WHAT NEEDS TO BE DONE: Please repeat each line of the data exactly, with nothing left out.

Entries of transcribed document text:
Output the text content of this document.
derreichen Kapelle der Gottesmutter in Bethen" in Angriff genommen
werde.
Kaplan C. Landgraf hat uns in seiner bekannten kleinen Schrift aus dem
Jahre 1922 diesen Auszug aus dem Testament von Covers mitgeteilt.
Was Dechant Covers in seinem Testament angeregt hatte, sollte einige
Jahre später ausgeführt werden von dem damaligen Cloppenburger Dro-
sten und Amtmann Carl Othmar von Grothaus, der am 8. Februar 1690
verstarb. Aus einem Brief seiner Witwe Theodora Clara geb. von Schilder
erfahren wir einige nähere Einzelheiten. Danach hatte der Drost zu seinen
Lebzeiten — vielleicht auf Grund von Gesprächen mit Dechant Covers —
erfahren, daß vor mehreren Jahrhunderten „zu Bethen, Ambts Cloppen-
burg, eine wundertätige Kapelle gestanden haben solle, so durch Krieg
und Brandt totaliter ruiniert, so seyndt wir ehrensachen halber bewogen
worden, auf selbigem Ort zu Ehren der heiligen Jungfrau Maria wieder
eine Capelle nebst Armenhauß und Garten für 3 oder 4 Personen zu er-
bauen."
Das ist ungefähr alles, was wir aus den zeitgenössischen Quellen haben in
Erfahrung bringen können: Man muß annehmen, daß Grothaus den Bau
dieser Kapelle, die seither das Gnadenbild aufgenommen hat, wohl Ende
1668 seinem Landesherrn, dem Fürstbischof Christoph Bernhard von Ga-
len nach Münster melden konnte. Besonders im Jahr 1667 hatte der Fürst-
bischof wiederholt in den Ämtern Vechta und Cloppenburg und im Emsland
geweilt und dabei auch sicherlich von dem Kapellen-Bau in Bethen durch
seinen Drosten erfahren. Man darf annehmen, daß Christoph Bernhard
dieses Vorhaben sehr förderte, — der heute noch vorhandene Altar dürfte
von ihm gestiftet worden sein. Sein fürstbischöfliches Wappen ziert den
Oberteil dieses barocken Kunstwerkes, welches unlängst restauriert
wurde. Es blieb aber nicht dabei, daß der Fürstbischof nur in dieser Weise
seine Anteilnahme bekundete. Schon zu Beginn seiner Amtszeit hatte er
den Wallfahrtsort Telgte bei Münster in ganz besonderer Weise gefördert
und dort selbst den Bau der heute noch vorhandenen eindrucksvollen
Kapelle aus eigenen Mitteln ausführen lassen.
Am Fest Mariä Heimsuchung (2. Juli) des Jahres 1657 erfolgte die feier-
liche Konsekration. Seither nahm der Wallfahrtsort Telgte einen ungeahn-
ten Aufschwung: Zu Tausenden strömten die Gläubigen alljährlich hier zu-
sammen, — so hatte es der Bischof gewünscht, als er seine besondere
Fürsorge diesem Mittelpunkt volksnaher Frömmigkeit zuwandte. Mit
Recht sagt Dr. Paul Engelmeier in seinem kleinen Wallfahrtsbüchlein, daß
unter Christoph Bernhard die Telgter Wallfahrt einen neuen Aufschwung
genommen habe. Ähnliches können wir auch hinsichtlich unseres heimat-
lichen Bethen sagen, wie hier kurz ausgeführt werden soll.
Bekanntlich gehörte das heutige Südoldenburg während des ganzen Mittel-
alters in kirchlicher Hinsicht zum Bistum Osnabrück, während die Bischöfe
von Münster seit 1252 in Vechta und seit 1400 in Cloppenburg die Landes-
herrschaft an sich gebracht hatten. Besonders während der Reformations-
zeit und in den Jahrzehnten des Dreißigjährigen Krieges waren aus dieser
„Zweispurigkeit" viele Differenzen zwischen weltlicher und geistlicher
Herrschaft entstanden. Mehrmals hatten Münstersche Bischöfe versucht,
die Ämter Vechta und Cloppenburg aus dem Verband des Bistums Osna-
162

FINISHED TASK:
Output the text content of this document.
derreichen Kapelle der Gottesmutter in Bethen" in Angriff genommen
werde.
Kaplan C. Landgraf hat uns in seiner bekannten kleinen Schrift aus dem
Jahre 1922 diesen Auszug aus dem Testament von Covers mitgeteilt.
Was Dechant Covers in seinem Testament angeregt hatte, sollte einige
Jahre später ausgeführt werden von dem damaligen Cloppenburger Dro-
sten und Amtmann Carl Othmar von Grothaus, der am 8. Februar 1690
verstarb. Aus einem Brief seiner Witwe Theodora Clara geb. von Schilder
erfahren wir einige nähere Einzelheiten. Danach hatte der Drost zu seinen
Lebzeiten — vielleicht auf Grund von Gesprächen mit Dechant Covers —
erfahren, daß vor mehreren Jahrhunderten „zu Bethen, Ambts Cloppen-
burg, eine wundertätige Kapelle gestanden haben solle, so durch Krieg
und Brandt totaliter ruiniert, so seyndt wir ehrensachen halber bewogen
worden, auf selbigem Ort zu Ehren der heiligen Jungfrau Maria wieder
eine Capelle nebst Armenhauß und Garten für 3 oder 4 Personen zu er-
bauen."
Das ist ungefähr alles, was wir aus den zeitgenössischen Quellen haben in
Erfahrung bringen können: Man muß annehmen, daß Grothaus den Bau
dieser Kapelle, die seither das Gnadenbild aufgenommen hat, wohl Ende
1668 seinem Landesherrn, dem Fürstbischof Christoph Bernhard von Ga-
len nach Münster melden konnte. Besonders im Jahr 1667 hatte der Fürst-
bischof wiederholt in den Ämtern Vechta und Cloppenburg und im Emsland
geweilt und dabei auch sicherlich von dem Kapellen-Bau in Bethen durch
seinen Drosten erfahren. Man darf annehmen, daß Christoph Bernhard
dieses Vorhaben sehr förderte, — der heute noch vorhandene Altar dürfte
von ihm gestiftet worden sein. Sein fürstbischöfliches Wappen ziert den
Oberteil dieses barocken Kunstwerkes, welches unlängst restauriert
wurde. Es blieb aber nicht dabei, daß der Fürstbischof nur in dieser Weise
seine Anteilnahme bekundete. Schon zu Beginn seiner Amtszeit hatte er
den Wallfahrtsort Telgte bei Münster in ganz besonderer Weise gefördert
und dort selbst den Bau der heute noch vorhandenen eindrucksvollen
Kapelle aus eigenen Mitteln ausführen lassen.
Am Fest Mariä Heimsuchung (2. Juli) des Jahres 1657 erfolgte die feier-
liche Konsekration. Seither nahm der Wallfahrtsort Telgte einen ungeahn-
ten Aufschwung: Zu Tausenden strömten die Gläubigen alljährlich hier zu-
sammen, — so hatte es der Bischof gewünscht, als er seine besondere
Fürsorge diesem Mittelpunkt volksnaher Frömmigkeit zuwandte. Mit
Recht sagt Dr. Paul Engelmeier in seinem kleinen Wallfahrtsbüchlein, daß
unter Christoph Bernhard die Telgter Wallfahrt einen neuen Aufschwung
genommen habe. Ähnliches können wir auch hinsichtlich unseres heimat-
lichen Bethen sagen, wie hier kurz ausgeführt werden soll.
Bekanntlich gehörte das heutige Südoldenburg während des ganzen Mittel-
alters in kirchlicher Hinsicht zum Bistum Osnabrück, während die Bischöfe
von Münster seit 1252 in Vechta und seit 1400 in Cloppenburg die Landes-
herrschaft an sich gebracht hatten. Besonders während der Reformations-
zeit und in den Jahrzehnten des Dreißigjährigen Krieges waren aus dieser
„Zweispurigkeit" viele Differenzen zwischen weltlicher und geistlicher
Herrschaft entstanden. Mehrmals hatten Münstersche Bischöfe versucht,
die Ämter Vechta und Cloppenburg aus dem Verband des Bistums Osna-
162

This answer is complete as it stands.